## INFORMATION PROVIDED
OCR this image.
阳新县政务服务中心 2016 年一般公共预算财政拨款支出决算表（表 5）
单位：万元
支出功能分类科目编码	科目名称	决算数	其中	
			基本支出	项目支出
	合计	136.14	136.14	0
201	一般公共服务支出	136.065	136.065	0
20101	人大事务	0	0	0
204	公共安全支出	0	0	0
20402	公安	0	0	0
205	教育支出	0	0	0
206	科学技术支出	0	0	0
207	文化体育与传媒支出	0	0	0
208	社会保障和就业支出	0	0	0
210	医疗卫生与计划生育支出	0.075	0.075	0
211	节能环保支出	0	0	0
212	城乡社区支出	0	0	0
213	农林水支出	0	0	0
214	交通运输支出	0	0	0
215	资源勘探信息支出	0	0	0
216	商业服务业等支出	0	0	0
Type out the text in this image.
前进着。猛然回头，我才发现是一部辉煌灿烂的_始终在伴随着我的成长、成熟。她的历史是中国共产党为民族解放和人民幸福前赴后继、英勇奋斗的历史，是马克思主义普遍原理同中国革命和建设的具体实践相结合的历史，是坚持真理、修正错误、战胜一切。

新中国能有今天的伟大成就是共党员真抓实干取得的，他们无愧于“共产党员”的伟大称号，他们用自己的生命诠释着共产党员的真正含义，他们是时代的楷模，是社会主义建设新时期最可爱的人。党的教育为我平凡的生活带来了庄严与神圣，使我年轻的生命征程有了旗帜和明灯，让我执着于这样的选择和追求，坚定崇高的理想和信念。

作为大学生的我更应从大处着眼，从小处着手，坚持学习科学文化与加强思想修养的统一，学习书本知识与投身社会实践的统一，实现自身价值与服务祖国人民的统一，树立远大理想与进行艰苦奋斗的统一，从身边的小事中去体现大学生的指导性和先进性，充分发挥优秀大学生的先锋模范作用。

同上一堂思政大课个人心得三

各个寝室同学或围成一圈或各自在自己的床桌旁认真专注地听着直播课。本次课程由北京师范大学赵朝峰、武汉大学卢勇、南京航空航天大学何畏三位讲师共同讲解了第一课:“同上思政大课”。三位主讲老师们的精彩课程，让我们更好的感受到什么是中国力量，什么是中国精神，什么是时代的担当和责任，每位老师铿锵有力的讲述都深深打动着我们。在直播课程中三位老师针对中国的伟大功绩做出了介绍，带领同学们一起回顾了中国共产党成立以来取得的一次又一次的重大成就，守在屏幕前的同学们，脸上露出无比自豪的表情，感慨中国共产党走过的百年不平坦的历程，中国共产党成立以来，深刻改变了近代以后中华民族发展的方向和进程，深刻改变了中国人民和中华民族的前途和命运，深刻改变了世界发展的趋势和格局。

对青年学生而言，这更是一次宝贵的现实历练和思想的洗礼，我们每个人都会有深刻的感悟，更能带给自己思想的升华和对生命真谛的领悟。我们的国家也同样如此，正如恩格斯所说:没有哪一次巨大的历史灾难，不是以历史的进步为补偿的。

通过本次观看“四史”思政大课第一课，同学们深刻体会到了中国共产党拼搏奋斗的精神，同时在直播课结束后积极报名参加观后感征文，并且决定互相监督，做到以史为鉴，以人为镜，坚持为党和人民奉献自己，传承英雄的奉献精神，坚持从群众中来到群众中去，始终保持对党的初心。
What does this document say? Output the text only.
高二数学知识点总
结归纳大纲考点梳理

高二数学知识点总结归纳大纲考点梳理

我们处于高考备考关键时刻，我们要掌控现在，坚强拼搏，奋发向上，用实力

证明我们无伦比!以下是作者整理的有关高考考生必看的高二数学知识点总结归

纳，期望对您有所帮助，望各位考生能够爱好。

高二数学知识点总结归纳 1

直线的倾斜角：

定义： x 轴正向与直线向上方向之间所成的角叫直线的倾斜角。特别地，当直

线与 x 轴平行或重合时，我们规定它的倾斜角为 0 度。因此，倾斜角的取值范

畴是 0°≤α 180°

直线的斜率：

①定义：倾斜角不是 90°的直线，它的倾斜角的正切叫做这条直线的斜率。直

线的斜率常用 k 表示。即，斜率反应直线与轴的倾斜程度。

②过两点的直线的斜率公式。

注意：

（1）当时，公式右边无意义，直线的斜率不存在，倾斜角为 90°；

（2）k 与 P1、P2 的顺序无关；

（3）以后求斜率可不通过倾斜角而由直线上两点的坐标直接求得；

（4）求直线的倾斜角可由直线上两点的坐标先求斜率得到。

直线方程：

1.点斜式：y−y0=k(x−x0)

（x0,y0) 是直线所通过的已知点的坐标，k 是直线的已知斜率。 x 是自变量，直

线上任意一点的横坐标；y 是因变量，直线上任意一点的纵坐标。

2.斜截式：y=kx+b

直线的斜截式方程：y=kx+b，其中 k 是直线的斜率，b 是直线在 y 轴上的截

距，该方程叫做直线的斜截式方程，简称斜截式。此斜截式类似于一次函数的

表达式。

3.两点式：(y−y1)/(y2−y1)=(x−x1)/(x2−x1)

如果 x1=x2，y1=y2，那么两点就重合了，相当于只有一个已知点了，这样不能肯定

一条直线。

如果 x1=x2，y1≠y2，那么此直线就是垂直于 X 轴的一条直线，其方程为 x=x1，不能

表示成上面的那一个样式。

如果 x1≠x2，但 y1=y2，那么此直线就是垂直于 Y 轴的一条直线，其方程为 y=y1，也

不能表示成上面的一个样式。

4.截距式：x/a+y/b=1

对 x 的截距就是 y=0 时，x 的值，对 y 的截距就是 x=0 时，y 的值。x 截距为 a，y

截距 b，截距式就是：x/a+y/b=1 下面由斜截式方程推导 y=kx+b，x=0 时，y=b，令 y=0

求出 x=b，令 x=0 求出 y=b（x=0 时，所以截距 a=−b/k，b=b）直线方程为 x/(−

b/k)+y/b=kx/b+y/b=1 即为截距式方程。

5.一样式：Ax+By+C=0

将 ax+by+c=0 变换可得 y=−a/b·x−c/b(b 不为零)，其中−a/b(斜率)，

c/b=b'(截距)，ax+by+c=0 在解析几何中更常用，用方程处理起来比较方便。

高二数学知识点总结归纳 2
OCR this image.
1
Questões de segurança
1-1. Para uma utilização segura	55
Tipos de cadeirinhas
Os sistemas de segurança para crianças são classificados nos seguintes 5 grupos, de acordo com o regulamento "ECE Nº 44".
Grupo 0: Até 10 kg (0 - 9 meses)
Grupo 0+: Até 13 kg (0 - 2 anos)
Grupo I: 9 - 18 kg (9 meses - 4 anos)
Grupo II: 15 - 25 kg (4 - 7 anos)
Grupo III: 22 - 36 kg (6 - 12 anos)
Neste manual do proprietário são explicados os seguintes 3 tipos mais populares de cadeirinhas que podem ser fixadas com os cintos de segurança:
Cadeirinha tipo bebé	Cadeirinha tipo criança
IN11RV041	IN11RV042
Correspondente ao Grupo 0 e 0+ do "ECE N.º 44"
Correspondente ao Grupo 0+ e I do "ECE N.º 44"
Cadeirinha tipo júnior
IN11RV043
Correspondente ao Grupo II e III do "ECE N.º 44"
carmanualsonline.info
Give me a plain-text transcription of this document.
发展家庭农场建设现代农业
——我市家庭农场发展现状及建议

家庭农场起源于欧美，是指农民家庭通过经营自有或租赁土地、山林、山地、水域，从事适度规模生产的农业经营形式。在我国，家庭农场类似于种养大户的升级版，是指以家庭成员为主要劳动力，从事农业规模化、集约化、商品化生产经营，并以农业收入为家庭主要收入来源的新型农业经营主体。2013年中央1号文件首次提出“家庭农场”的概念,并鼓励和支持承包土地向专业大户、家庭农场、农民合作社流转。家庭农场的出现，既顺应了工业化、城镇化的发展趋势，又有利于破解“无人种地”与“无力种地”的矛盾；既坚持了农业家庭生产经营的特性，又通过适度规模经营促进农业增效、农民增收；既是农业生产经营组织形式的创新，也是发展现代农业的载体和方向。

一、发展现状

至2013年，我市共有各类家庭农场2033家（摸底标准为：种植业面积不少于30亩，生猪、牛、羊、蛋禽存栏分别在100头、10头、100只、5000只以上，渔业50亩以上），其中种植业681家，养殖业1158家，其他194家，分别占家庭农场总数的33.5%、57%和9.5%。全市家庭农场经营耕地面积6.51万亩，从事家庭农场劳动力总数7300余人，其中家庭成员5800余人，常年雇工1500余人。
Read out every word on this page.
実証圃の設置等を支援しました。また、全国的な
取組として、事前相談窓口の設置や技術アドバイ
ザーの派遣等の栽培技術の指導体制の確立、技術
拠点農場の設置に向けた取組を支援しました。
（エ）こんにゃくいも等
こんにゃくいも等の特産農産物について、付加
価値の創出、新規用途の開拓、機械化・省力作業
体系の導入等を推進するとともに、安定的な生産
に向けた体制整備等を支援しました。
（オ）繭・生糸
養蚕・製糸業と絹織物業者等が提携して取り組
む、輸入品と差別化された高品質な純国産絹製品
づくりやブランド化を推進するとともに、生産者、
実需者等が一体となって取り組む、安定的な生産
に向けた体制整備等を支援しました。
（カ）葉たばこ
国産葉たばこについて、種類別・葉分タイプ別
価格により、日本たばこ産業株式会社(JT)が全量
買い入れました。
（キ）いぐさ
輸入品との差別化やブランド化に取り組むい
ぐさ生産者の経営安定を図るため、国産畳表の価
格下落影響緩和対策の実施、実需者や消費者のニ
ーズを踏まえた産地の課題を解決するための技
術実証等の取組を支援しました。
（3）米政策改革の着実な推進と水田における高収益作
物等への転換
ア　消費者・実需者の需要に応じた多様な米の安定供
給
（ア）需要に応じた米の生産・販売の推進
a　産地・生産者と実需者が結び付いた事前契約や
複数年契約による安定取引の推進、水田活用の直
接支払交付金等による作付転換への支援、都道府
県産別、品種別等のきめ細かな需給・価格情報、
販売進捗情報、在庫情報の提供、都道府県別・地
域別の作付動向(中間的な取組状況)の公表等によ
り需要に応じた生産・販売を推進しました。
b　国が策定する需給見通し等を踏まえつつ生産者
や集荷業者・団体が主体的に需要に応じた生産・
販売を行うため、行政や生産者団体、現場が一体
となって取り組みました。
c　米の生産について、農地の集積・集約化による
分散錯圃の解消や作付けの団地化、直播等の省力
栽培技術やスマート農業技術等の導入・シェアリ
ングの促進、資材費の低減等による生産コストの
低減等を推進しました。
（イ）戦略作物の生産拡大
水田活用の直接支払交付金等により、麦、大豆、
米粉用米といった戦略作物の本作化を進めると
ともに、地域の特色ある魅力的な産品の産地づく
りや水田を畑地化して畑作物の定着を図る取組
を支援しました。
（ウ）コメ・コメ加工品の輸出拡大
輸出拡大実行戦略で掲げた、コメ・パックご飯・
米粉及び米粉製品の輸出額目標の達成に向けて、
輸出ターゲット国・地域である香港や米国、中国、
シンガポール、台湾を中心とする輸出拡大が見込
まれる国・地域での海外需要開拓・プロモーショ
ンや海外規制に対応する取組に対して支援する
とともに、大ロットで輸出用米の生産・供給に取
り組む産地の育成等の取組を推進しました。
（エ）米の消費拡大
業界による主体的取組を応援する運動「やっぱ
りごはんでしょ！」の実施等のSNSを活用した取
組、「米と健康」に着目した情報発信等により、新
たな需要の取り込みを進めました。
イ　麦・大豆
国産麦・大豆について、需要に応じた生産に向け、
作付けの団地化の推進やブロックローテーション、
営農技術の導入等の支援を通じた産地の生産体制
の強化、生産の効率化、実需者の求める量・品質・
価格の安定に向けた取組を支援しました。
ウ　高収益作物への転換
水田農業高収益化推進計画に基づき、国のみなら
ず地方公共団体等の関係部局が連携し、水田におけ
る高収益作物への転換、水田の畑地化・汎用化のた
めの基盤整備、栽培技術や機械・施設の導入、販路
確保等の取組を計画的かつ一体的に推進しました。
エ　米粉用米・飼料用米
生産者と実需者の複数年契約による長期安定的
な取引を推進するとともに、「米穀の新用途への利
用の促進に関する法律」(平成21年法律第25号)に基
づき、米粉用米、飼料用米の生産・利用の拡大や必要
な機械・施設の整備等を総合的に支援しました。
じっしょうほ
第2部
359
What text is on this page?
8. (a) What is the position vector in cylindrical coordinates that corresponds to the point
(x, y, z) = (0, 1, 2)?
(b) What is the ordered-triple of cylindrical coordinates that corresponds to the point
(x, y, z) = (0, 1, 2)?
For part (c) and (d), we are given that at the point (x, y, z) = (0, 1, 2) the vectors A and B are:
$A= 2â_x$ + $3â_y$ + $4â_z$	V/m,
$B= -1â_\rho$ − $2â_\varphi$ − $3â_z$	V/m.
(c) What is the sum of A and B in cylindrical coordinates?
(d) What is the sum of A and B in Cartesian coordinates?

## WHAT TO DO
Report how many lines of the entries hold the string "coordinates". Provide the number alone.

## WRITTEN SOLUTION
4